Data entries for graphics:

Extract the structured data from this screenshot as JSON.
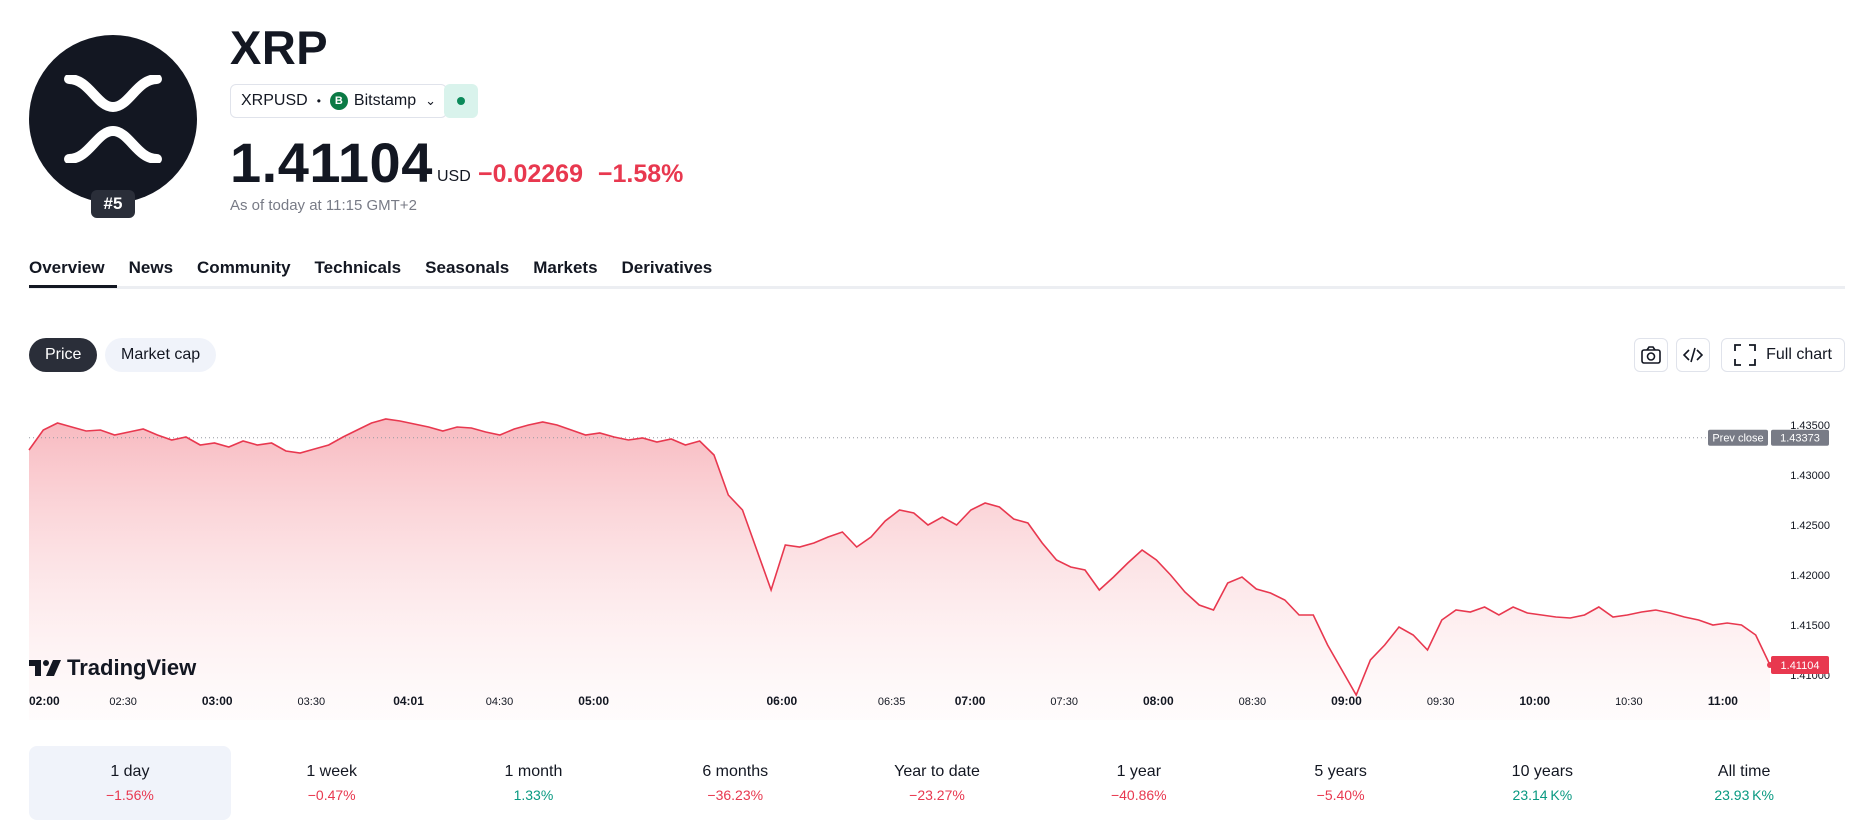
{
  "header": {
    "title": "XRP",
    "rank": "#5",
    "symbol": "XRPUSD",
    "exchange_icon": "B",
    "exchange": "Bitstamp",
    "price": "1.41104",
    "currency": "USD",
    "change": "−0.02269",
    "change_percent": "−1.58%",
    "as_of": "As of today at 11:15 GMT+2"
  },
  "tabs": [
    {
      "label": "Overview"
    },
    {
      "label": "News"
    },
    {
      "label": "Community"
    },
    {
      "label": "Technicals"
    },
    {
      "label": "Seasonals"
    },
    {
      "label": "Markets"
    },
    {
      "label": "Derivatives"
    }
  ],
  "chart_toggle": {
    "price": "Price",
    "market_cap": "Market cap"
  },
  "toolbar": {
    "full_chart": "Full chart"
  },
  "brand": {
    "tradingview": "TradingView"
  },
  "colors": {
    "negative": "#e8384f",
    "positive": "#089981",
    "dark": "#131722"
  },
  "chart_data": {
    "type": "area",
    "x_ticks": [
      "02:00",
      "02:30",
      "03:00",
      "03:30",
      "04:01",
      "04:30",
      "05:00",
      "06:00",
      "06:35",
      "07:00",
      "07:30",
      "08:00",
      "08:30",
      "09:00",
      "09:30",
      "10:00",
      "10:30",
      "11:00"
    ],
    "y_ticks": [
      "1.43500",
      "1.43000",
      "1.42500",
      "1.42000",
      "1.41500",
      "1.41000"
    ],
    "ylim": [
      1.4075,
      1.4375
    ],
    "prev_close_label": "Prev close",
    "prev_close": "1.43373",
    "last_price": "1.41104",
    "series": [
      {
        "values": [
          1.4325,
          1.4345,
          1.4352,
          1.4348,
          1.4344,
          1.4345,
          1.434,
          1.4343,
          1.4346,
          1.434,
          1.4335,
          1.4338,
          1.433,
          1.4332,
          1.4328,
          1.4334,
          1.433,
          1.4332,
          1.4324,
          1.4322,
          1.4326,
          1.433,
          1.4338,
          1.4345,
          1.4352,
          1.4356,
          1.4354,
          1.4351,
          1.4348,
          1.4344,
          1.4348,
          1.4347,
          1.4343,
          1.434,
          1.4346,
          1.435,
          1.4353,
          1.435,
          1.4345,
          1.434,
          1.4342,
          1.4338,
          1.4335,
          1.4337,
          1.4333,
          1.4336,
          1.433,
          1.4334,
          1.432,
          1.428,
          1.4265,
          1.4225,
          1.4185,
          1.423,
          1.4228,
          1.4232,
          1.4238,
          1.4243,
          1.4228,
          1.4238,
          1.4254,
          1.4265,
          1.4262,
          1.425,
          1.4258,
          1.425,
          1.4265,
          1.4272,
          1.4268,
          1.4256,
          1.4252,
          1.4232,
          1.4215,
          1.4208,
          1.4205,
          1.4185,
          1.4198,
          1.4212,
          1.4225,
          1.4215,
          1.42,
          1.4183,
          1.417,
          1.4165,
          1.4192,
          1.4198,
          1.4186,
          1.4182,
          1.4175,
          1.416,
          1.416,
          1.413,
          1.4105,
          1.408,
          1.4115,
          1.413,
          1.4148,
          1.414,
          1.4125,
          1.4155,
          1.4165,
          1.4163,
          1.4168,
          1.416,
          1.4168,
          1.4162,
          1.416,
          1.4158,
          1.4157,
          1.416,
          1.4168,
          1.4158,
          1.416,
          1.4163,
          1.4165,
          1.4162,
          1.4158,
          1.4155,
          1.415,
          1.4152,
          1.415,
          1.414,
          1.411
        ]
      }
    ]
  }
}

[Task prompt]
Give back every line exactly as it stands, pictures excluded.

[Exercise result]
Extract the structured data from this screenshot as JSON.
{
  "header": {
    "title": "XRP",
    "rank": "#5",
    "symbol": "XRPUSD",
    "exchange_icon": "B",
    "exchange": "Bitstamp",
    "price": "1.41104",
    "currency": "USD",
    "change": "−0.02269",
    "change_percent": "−1.58%",
    "as_of": "As of today at 11:15 GMT+2"
  },
  "tabs": [
    {
      "label": "Overview"
    },
    {
      "label": "News"
    },
    {
      "label": "Community"
    },
    {
      "label": "Technicals"
    },
    {
      "label": "Seasonals"
    },
    {
      "label": "Markets"
    },
    {
      "label": "Derivatives"
    }
  ],
  "chart_toggle": {
    "price": "Price",
    "market_cap": "Market cap"
  },
  "toolbar": {
    "full_chart": "Full chart"
  },
  "brand": {
    "tradingview": "TradingView"
  },
  "colors": {
    "negative": "#e8384f",
    "positive": "#089981",
    "dark": "#131722"
  },
  "chart_data": {
    "type": "area",
    "x_ticks": [
      "02:00",
      "02:30",
      "03:00",
      "03:30",
      "04:01",
      "04:30",
      "05:00",
      "06:00",
      "06:35",
      "07:00",
      "07:30",
      "08:00",
      "08:30",
      "09:00",
      "09:30",
      "10:00",
      "10:30",
      "11:00"
    ],
    "y_ticks": [
      "1.43500",
      "1.43000",
      "1.42500",
      "1.42000",
      "1.41500",
      "1.41000"
    ],
    "ylim": [
      1.4075,
      1.4375
    ],
    "prev_close_label": "Prev close",
    "prev_close": "1.43373",
    "last_price": "1.41104",
    "series": [
      {
        "values": [
          1.4325,
          1.4345,
          1.4352,
          1.4348,
          1.4344,
          1.4345,
          1.434,
          1.4343,
          1.4346,
          1.434,
          1.4335,
          1.4338,
          1.433,
          1.4332,
          1.4328,
          1.4334,
          1.433,
          1.4332,
          1.4324,
          1.4322,
          1.4326,
          1.433,
          1.4338,
          1.4345,
          1.4352,
          1.4356,
          1.4354,
          1.4351,
          1.4348,
          1.4344,
          1.4348,
          1.4347,
          1.4343,
          1.434,
          1.4346,
          1.435,
          1.4353,
          1.435,
          1.4345,
          1.434,
          1.4342,
          1.4338,
          1.4335,
          1.4337,
          1.4333,
          1.4336,
          1.433,
          1.4334,
          1.432,
          1.428,
          1.4265,
          1.4225,
          1.4185,
          1.423,
          1.4228,
          1.4232,
          1.4238,
          1.4243,
          1.4228,
          1.4238,
          1.4254,
          1.4265,
          1.4262,
          1.425,
          1.4258,
          1.425,
          1.4265,
          1.4272,
          1.4268,
          1.4256,
          1.4252,
          1.4232,
          1.4215,
          1.4208,
          1.4205,
          1.4185,
          1.4198,
          1.4212,
          1.4225,
          1.4215,
          1.42,
          1.4183,
          1.417,
          1.4165,
          1.4192,
          1.4198,
          1.4186,
          1.4182,
          1.4175,
          1.416,
          1.416,
          1.413,
          1.4105,
          1.408,
          1.4115,
          1.413,
          1.4148,
          1.414,
          1.4125,
          1.4155,
          1.4165,
          1.4163,
          1.4168,
          1.416,
          1.4168,
          1.4162,
          1.416,
          1.4158,
          1.4157,
          1.416,
          1.4168,
          1.4158,
          1.416,
          1.4163,
          1.4165,
          1.4162,
          1.4158,
          1.4155,
          1.415,
          1.4152,
          1.415,
          1.414,
          1.411
        ]
      }
    ]
  }
}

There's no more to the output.